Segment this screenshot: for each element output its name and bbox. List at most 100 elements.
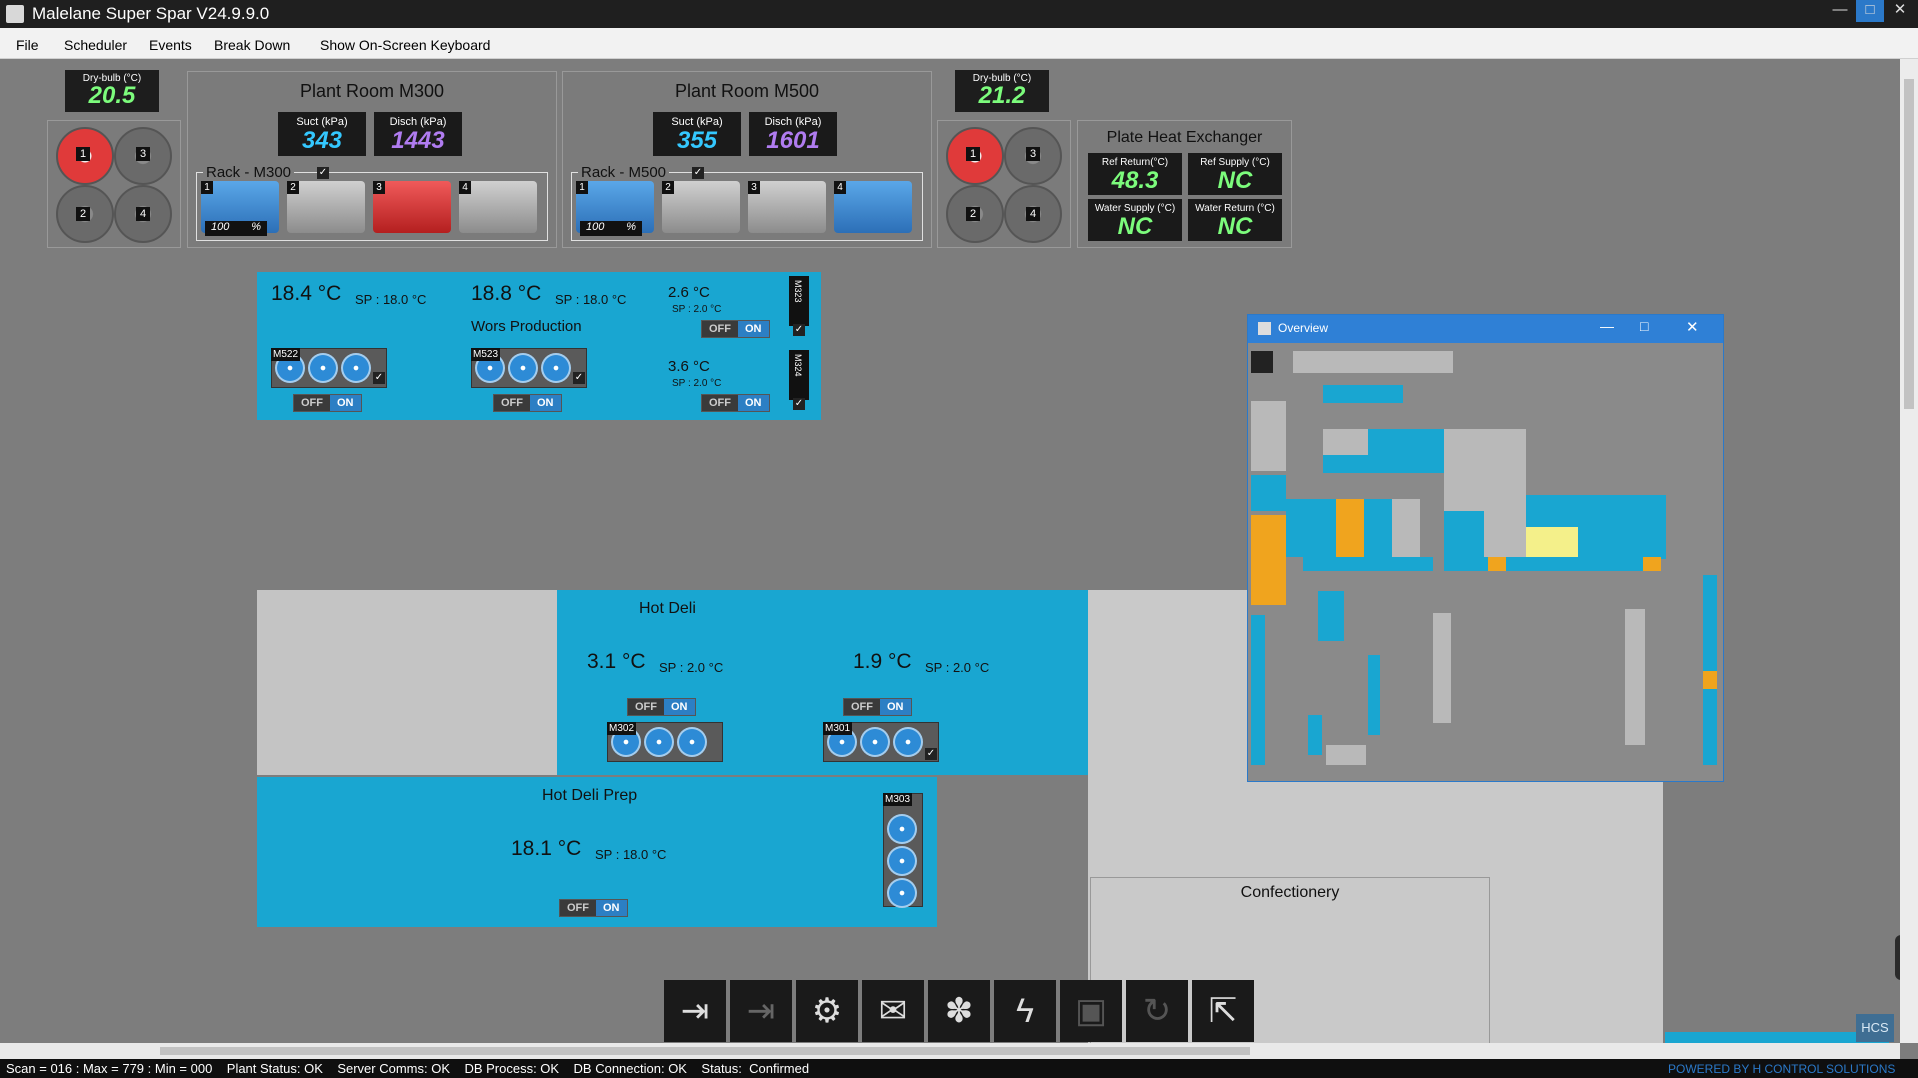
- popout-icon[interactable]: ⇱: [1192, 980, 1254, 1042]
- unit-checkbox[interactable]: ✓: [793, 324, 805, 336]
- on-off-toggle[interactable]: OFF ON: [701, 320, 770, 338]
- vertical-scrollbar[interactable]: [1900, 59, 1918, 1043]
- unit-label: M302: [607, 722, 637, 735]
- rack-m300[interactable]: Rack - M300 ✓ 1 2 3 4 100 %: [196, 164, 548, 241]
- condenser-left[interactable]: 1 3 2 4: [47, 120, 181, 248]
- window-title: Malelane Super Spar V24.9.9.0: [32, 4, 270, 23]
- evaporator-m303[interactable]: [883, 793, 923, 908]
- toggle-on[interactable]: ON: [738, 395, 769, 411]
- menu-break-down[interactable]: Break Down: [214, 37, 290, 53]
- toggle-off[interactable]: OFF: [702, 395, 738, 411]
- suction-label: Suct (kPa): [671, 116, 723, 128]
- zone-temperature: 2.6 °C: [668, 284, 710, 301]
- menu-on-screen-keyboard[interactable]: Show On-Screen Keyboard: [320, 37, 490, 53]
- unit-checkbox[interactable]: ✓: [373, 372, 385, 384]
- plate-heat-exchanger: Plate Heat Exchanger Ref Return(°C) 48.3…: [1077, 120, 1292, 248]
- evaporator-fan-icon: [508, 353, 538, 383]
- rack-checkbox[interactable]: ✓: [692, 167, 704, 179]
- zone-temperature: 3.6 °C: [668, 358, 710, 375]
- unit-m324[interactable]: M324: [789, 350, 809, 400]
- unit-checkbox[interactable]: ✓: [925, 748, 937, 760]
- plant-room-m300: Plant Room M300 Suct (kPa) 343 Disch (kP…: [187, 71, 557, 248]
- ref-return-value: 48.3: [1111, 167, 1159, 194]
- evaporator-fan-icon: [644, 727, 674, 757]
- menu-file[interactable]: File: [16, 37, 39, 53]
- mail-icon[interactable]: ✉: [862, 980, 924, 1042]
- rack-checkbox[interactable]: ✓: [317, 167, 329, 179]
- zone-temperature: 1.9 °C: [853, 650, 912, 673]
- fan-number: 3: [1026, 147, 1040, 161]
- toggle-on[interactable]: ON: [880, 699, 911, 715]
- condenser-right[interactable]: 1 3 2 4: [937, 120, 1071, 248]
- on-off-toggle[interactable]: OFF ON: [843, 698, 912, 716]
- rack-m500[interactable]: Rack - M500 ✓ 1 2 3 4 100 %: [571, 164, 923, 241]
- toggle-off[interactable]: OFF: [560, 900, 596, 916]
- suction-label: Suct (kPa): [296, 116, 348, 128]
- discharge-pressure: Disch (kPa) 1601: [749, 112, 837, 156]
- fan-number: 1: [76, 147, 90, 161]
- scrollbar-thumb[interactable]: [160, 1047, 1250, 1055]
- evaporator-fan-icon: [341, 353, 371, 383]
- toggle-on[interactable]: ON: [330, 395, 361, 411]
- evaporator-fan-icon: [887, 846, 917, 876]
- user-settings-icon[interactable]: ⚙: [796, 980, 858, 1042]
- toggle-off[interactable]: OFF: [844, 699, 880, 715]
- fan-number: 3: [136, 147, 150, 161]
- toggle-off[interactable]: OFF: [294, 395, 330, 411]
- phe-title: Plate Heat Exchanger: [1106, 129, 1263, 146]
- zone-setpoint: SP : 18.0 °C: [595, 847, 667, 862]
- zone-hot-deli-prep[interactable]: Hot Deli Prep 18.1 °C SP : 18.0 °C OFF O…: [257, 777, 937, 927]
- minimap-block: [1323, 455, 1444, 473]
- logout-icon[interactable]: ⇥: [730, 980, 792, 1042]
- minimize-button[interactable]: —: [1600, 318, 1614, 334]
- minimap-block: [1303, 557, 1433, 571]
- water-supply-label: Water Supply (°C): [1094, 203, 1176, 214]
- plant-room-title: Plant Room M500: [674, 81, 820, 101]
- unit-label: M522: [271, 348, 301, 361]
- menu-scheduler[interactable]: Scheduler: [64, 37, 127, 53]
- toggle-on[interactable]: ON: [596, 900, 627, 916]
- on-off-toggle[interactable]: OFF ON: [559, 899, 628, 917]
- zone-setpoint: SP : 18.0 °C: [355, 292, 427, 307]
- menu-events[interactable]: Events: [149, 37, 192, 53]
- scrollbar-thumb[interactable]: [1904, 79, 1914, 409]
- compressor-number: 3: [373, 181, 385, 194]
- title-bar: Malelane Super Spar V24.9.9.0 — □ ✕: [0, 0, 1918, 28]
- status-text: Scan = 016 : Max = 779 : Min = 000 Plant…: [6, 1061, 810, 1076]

## [GIVEN REQUEST]
Copy every line of the items above character for character, omitting the picture.

## [EXERCISE ANSWER]
Segment this screenshot: for each element output its name and bbox. List at most 100 elements.
- popout-icon[interactable]: ⇱: [1192, 980, 1254, 1042]
- unit-checkbox[interactable]: ✓: [793, 324, 805, 336]
- on-off-toggle[interactable]: OFF ON: [701, 320, 770, 338]
- vertical-scrollbar[interactable]: [1900, 59, 1918, 1043]
- unit-label: M302: [607, 722, 637, 735]
- rack-m300[interactable]: Rack - M300 ✓ 1 2 3 4 100 %: [196, 164, 548, 241]
- condenser-left[interactable]: 1 3 2 4: [47, 120, 181, 248]
- window-title: Malelane Super Spar V24.9.9.0: [32, 4, 270, 23]
- evaporator-m303[interactable]: [883, 793, 923, 908]
- toggle-on[interactable]: ON: [738, 395, 769, 411]
- menu-break-down[interactable]: Break Down: [214, 37, 290, 53]
- toggle-off[interactable]: OFF: [702, 395, 738, 411]
- suction-label: Suct (kPa): [671, 116, 723, 128]
- zone-temperature: 2.6 °C: [668, 284, 710, 301]
- menu-on-screen-keyboard[interactable]: Show On-Screen Keyboard: [320, 37, 490, 53]
- unit-checkbox[interactable]: ✓: [373, 372, 385, 384]
- plate-heat-exchanger: Plate Heat Exchanger Ref Return(°C) 48.3…: [1077, 120, 1292, 248]
- evaporator-fan-icon: [508, 353, 538, 383]
- rack-checkbox[interactable]: ✓: [692, 167, 704, 179]
- zone-temperature: 3.6 °C: [668, 358, 710, 375]
- unit-m324[interactable]: M324: [789, 350, 809, 400]
- unit-checkbox[interactable]: ✓: [925, 748, 937, 760]
- plant-room-m300: Plant Room M300 Suct (kPa) 343 Disch (kP…: [187, 71, 557, 248]
- ref-return-value: 48.3: [1111, 167, 1159, 194]
- evaporator-fan-icon: [644, 727, 674, 757]
- menu-file[interactable]: File: [16, 37, 39, 53]
- mail-icon[interactable]: ✉: [862, 980, 924, 1042]
- rack-checkbox[interactable]: ✓: [317, 167, 329, 179]
- zone-temperature: 1.9 °C: [853, 650, 912, 673]
- fan-number: 3: [1026, 147, 1040, 161]
- toggle-on[interactable]: ON: [880, 699, 911, 715]
- condenser-right[interactable]: 1 3 2 4: [937, 120, 1071, 248]
- on-off-toggle[interactable]: OFF ON: [843, 698, 912, 716]
- rack-m500[interactable]: Rack - M500 ✓ 1 2 3 4 100 %: [571, 164, 923, 241]
- toggle-off[interactable]: OFF: [560, 900, 596, 916]
- suction-label: Suct (kPa): [296, 116, 348, 128]
- discharge-pressure: Disch (kPa) 1601: [749, 112, 837, 156]
- fan-number: 1: [76, 147, 90, 161]
- scrollbar-thumb[interactable]: [160, 1047, 1250, 1055]
- evaporator-fan-icon: [341, 353, 371, 383]
- toggle-on[interactable]: ON: [330, 395, 361, 411]
- evaporator-fan-icon: [887, 846, 917, 876]
- user-settings-icon[interactable]: ⚙: [796, 980, 858, 1042]
- toggle-off[interactable]: OFF: [844, 699, 880, 715]
- fan-number: 3: [136, 147, 150, 161]
- toggle-off[interactable]: OFF: [294, 395, 330, 411]
- phe-title: Plate Heat Exchanger: [1106, 129, 1263, 146]
- zone-setpoint: SP : 18.0 °C: [595, 847, 667, 862]
- zone-hot-deli-prep[interactable]: Hot Deli Prep 18.1 °C SP : 18.0 °C OFF O…: [257, 777, 937, 927]
- minimap-block: [1323, 455, 1444, 473]
- logout-icon[interactable]: ⇥: [730, 980, 792, 1042]
- minimize-button[interactable]: —: [1600, 318, 1614, 334]
- minimap-block: [1303, 557, 1433, 571]
- water-supply-label: Water Supply (°C): [1094, 203, 1176, 214]
- plant-room-title: Plant Room M500: [674, 81, 820, 101]
- unit-label: M522: [271, 348, 301, 361]
- menu-scheduler[interactable]: Scheduler: [64, 37, 127, 53]
- toggle-on[interactable]: ON: [596, 900, 627, 916]
- on-off-toggle[interactable]: OFF ON: [559, 899, 628, 917]
- zone-setpoint: SP : 18.0 °C: [355, 292, 427, 307]
- menu-events[interactable]: Events: [149, 37, 192, 53]
- scrollbar-thumb[interactable]: [1904, 79, 1914, 409]
- compressor-number: 3: [373, 181, 385, 194]
- title-bar: Malelane Super Spar V24.9.9.0 — □ ✕: [0, 0, 1918, 28]
- status-text: Scan = 016 : Max = 779 : Min = 000 Plant…: [6, 1061, 810, 1076]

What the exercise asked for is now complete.